• [INSTRUCTIONS FOR THE TASK] Reproduce all the material exactly, minus any pictures it holds.

Extracted data entries:
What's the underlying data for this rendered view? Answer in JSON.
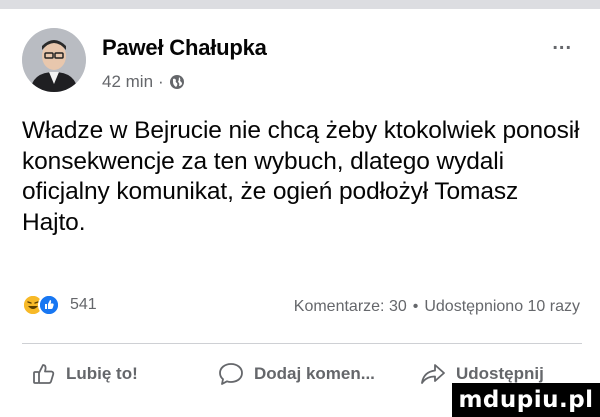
{
  "post": {
    "author": "Paweł Chałupka",
    "time": "42 min",
    "separator": "·",
    "privacy_icon": "globe-icon",
    "more_icon": "more-options-icon",
    "more_label": "...",
    "text": "Władze w Bejrucie nie chcą żeby ktokolwiek ponosił konsekwencje za ten wybuch, dlatego wydali oficjalny komunikat, że ogień podłożył Tomasz Hajto."
  },
  "stats": {
    "reactions": [
      "laugh-icon",
      "like-icon"
    ],
    "reactions_count": "541",
    "comments": "Komentarze: 30",
    "dot": "•",
    "shares": "Udostępniono 10 razy"
  },
  "actions": {
    "like_label": "Lubię to!",
    "comment_label": "Dodaj komen...",
    "share_label": "Udostępnij"
  },
  "watermark": {
    "text": "mdupiu.pl"
  },
  "colors": {
    "text": "#050505",
    "secondary": "#65676b",
    "like_blue": "#1877f2",
    "laugh_yellow": "#f7b928",
    "divider": "#ced0d4"
  }
}
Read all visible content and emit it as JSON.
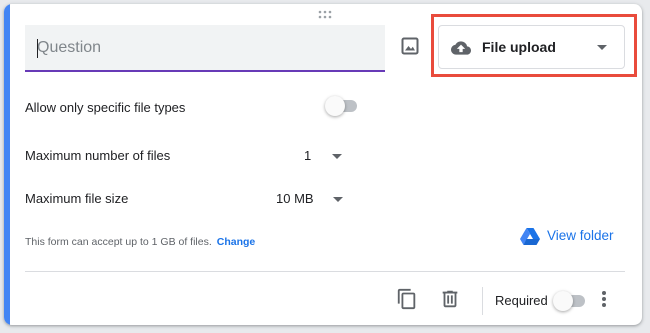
{
  "question": {
    "placeholder": "Question",
    "value": ""
  },
  "question_type": {
    "selected": "File upload",
    "icon": "cloud-upload-icon"
  },
  "settings": {
    "specific_types_label": "Allow only specific file types",
    "specific_types_enabled": false,
    "max_files_label": "Maximum number of files",
    "max_files_value": "1",
    "max_size_label": "Maximum file size",
    "max_size_value": "10 MB"
  },
  "capacity": {
    "text": "This form can accept up to 1 GB of files.",
    "change_label": "Change"
  },
  "view_folder": {
    "label": "View folder",
    "icon": "google-drive-icon"
  },
  "footer": {
    "required_label": "Required",
    "required_enabled": false
  },
  "colors": {
    "accent": "#4285f4",
    "focus_underline": "#673ab7",
    "link": "#1a73e8",
    "highlight": "#e94b3c"
  }
}
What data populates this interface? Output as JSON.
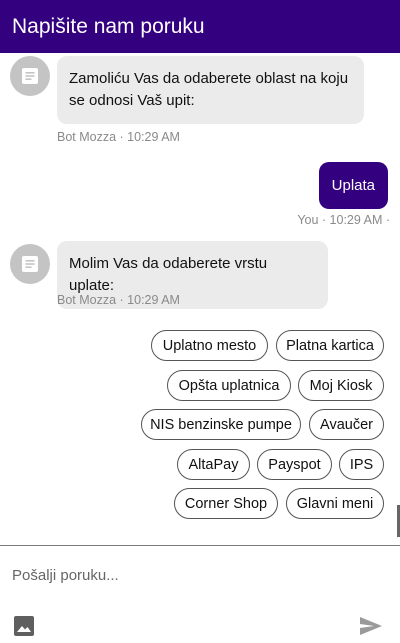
{
  "header": {
    "title": "Napišite nam poruku"
  },
  "messages": [
    {
      "sender": "bot",
      "text": "Zamoliću Vas da odaberete oblast na koju se odnosi Vaš upit:",
      "meta": "Bot Mozza · 10:29 AM"
    },
    {
      "sender": "user",
      "text": "Uplata",
      "meta": "You · 10:29 AM ·"
    },
    {
      "sender": "bot",
      "text": "Molim Vas da odaberete vrstu uplate:",
      "meta": "Bot Mozza · 10:29 AM"
    }
  ],
  "quick_replies": [
    "Uplatno mesto",
    "Platna kartica",
    "Opšta uplatnica",
    "Moj Kiosk",
    "NIS benzinske pumpe",
    "Avaučer",
    "AltaPay",
    "Payspot",
    "IPS",
    "Corner Shop",
    "Glavni meni"
  ],
  "composer": {
    "placeholder": "Pošalji poruku..."
  },
  "icons": {
    "avatar": "document-icon",
    "attach": "image-icon",
    "send": "send-icon"
  },
  "colors": {
    "brand": "#330080",
    "bot_bubble": "#ebebeb",
    "meta": "#8a8a8a"
  }
}
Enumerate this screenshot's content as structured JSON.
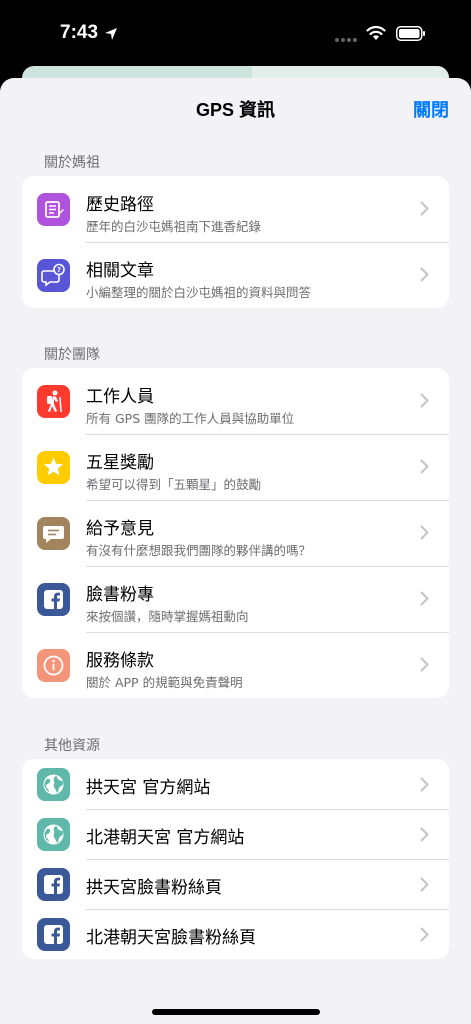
{
  "status_bar": {
    "time": "7:43",
    "location_icon": "location-arrow-icon",
    "signal_icon": "signal-dots-icon",
    "wifi_icon": "wifi-icon",
    "battery_icon": "battery-icon"
  },
  "sheet": {
    "title": "GPS 資訊",
    "close_label": "關閉"
  },
  "sections": [
    {
      "header": "關於媽祖",
      "items": [
        {
          "title": "歷史路徑",
          "subtitle": "歷年的白沙屯媽祖南下進香紀錄",
          "icon": "scroll-icon",
          "icon_color": "#af52de"
        },
        {
          "title": "相關文章",
          "subtitle": "小編整理的關於白沙屯媽祖的資料與問答",
          "icon": "chat-question-icon",
          "icon_color": "#5856d6"
        }
      ]
    },
    {
      "header": "關於團隊",
      "items": [
        {
          "title": "工作人員",
          "subtitle": "所有 GPS 團隊的工作人員與協助單位",
          "icon": "hiker-icon",
          "icon_color": "#ff3b30"
        },
        {
          "title": "五星獎勵",
          "subtitle": "希望可以得到「五顆星」的鼓勵",
          "icon": "star-icon",
          "icon_color": "#ffcc00"
        },
        {
          "title": "給予意見",
          "subtitle": "有沒有什麼想跟我們團隊的夥伴講的嗎？",
          "icon": "message-icon",
          "icon_color": "#a2845e"
        },
        {
          "title": "臉書粉專",
          "subtitle": "來按個讚，隨時掌握媽祖動向",
          "icon": "facebook-icon",
          "icon_color": "#3b5998"
        },
        {
          "title": "服務條款",
          "subtitle": "關於 APP 的規範與免責聲明",
          "icon": "info-icon",
          "icon_color": "#f4957a"
        }
      ]
    },
    {
      "header": "其他資源",
      "items": [
        {
          "title": "拱天宮 官方網站",
          "icon": "globe-icon",
          "icon_color": "#5fb8a9"
        },
        {
          "title": "北港朝天宮 官方網站",
          "icon": "globe-icon",
          "icon_color": "#5fb8a9"
        },
        {
          "title": "拱天宮臉書粉絲頁",
          "icon": "facebook-icon",
          "icon_color": "#3b5998"
        },
        {
          "title": "北港朝天宮臉書粉絲頁",
          "icon": "facebook-icon",
          "icon_color": "#3b5998"
        }
      ]
    }
  ]
}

• [EXPECTED OUTPUT]
What's the underlying data for this rendered view? Answer in JSON.
{
  "post": {
    "author": "Paweł Chałupka",
    "time": "42 min",
    "separator": "·",
    "privacy_icon": "globe-icon",
    "more_icon": "more-options-icon",
    "more_label": "...",
    "text": "Władze w Bejrucie nie chcą żeby ktokolwiek ponosił konsekwencje za ten wybuch, dlatego wydali oficjalny komunikat, że ogień podłożył Tomasz Hajto."
  },
  "stats": {
    "reactions": [
      "laugh-icon",
      "like-icon"
    ],
    "reactions_count": "541",
    "comments": "Komentarze: 30",
    "dot": "•",
    "shares": "Udostępniono 10 razy"
  },
  "actions": {
    "like_label": "Lubię to!",
    "comment_label": "Dodaj komen...",
    "share_label": "Udostępnij"
  },
  "watermark": {
    "text": "mdupiu.pl"
  },
  "colors": {
    "text": "#050505",
    "secondary": "#65676b",
    "like_blue": "#1877f2",
    "laugh_yellow": "#f7b928",
    "divider": "#ced0d4"
  }
}
Read all visible content and emit it as JSON.
{
  "question": {
    "placeholder": "Question",
    "value": ""
  },
  "question_type": {
    "selected": "File upload",
    "icon": "cloud-upload-icon"
  },
  "settings": {
    "specific_types_label": "Allow only specific file types",
    "specific_types_enabled": false,
    "max_files_label": "Maximum number of files",
    "max_files_value": "1",
    "max_size_label": "Maximum file size",
    "max_size_value": "10 MB"
  },
  "capacity": {
    "text": "This form can accept up to 1 GB of files.",
    "change_label": "Change"
  },
  "view_folder": {
    "label": "View folder",
    "icon": "google-drive-icon"
  },
  "footer": {
    "required_label": "Required",
    "required_enabled": false
  },
  "colors": {
    "accent": "#4285f4",
    "focus_underline": "#673ab7",
    "link": "#1a73e8",
    "highlight": "#e94b3c"
  }
}
What data populates this interface? Output as JSON.
{
  "header": {
    "title": "Napišite nam poruku"
  },
  "messages": [
    {
      "sender": "bot",
      "text": "Zamoliću Vas da odaberete oblast na koju se odnosi Vaš upit:",
      "meta": "Bot Mozza · 10:29 AM"
    },
    {
      "sender": "user",
      "text": "Uplata",
      "meta": "You · 10:29 AM ·"
    },
    {
      "sender": "bot",
      "text": "Molim Vas da odaberete vrstu uplate:",
      "meta": "Bot Mozza · 10:29 AM"
    }
  ],
  "quick_replies": [
    "Uplatno mesto",
    "Platna kartica",
    "Opšta uplatnica",
    "Moj Kiosk",
    "NIS benzinske pumpe",
    "Avaučer",
    "AltaPay",
    "Payspot",
    "IPS",
    "Corner Shop",
    "Glavni meni"
  ],
  "composer": {
    "placeholder": "Pošalji poruku..."
  },
  "icons": {
    "avatar": "document-icon",
    "attach": "image-icon",
    "send": "send-icon"
  },
  "colors": {
    "brand": "#330080",
    "bot_bubble": "#ebebeb",
    "meta": "#8a8a8a"
  }
}
Enumerate this screenshot's content as structured JSON.
{
  "status_bar": {
    "time": "7:43",
    "location_icon": "location-arrow-icon",
    "signal_icon": "signal-dots-icon",
    "wifi_icon": "wifi-icon",
    "battery_icon": "battery-icon"
  },
  "sheet": {
    "title": "GPS 資訊",
    "close_label": "關閉"
  },
  "sections": [
    {
      "header": "關於媽祖",
      "items": [
        {
          "title": "歷史路徑",
          "subtitle": "歷年的白沙屯媽祖南下進香紀錄",
          "icon": "scroll-icon",
          "icon_color": "#af52de"
        },
        {
          "title": "相關文章",
          "subtitle": "小編整理的關於白沙屯媽祖的資料與問答",
          "icon": "chat-question-icon",
          "icon_color": "#5856d6"
        }
      ]
    },
    {
      "header": "關於團隊",
      "items": [
        {
          "title": "工作人員",
          "subtitle": "所有 GPS 團隊的工作人員與協助單位",
          "icon": "hiker-icon",
          "icon_color": "#ff3b30"
        },
        {
          "title": "五星獎勵",
          "subtitle": "希望可以得到「五顆星」的鼓勵",
          "icon": "star-icon",
          "icon_color": "#ffcc00"
        },
        {
          "title": "給予意見",
          "subtitle": "有沒有什麼想跟我們團隊的夥伴講的嗎？",
          "icon": "message-icon",
          "icon_color": "#a2845e"
        },
        {
          "title": "臉書粉專",
          "subtitle": "來按個讚，隨時掌握媽祖動向",
          "icon": "facebook-icon",
          "icon_color": "#3b5998"
        },
        {
          "title": "服務條款",
          "subtitle": "關於 APP 的規範與免責聲明",
          "icon": "info-icon",
          "icon_color": "#f4957a"
        }
      ]
    },
    {
      "header": "其他資源",
      "items": [
        {
          "title": "拱天宮 官方網站",
          "icon": "globe-icon",
          "icon_color": "#5fb8a9"
        },
        {
          "title": "北港朝天宮 官方網站",
          "icon": "globe-icon",
          "icon_color": "#5fb8a9"
        },
        {
          "title": "拱天宮臉書粉絲頁",
          "icon": "facebook-icon",
          "icon_color": "#3b5998"
        },
        {
          "title": "北港朝天宮臉書粉絲頁",
          "icon": "facebook-icon",
          "icon_color": "#3b5998"
        }
      ]
    }
  ]
}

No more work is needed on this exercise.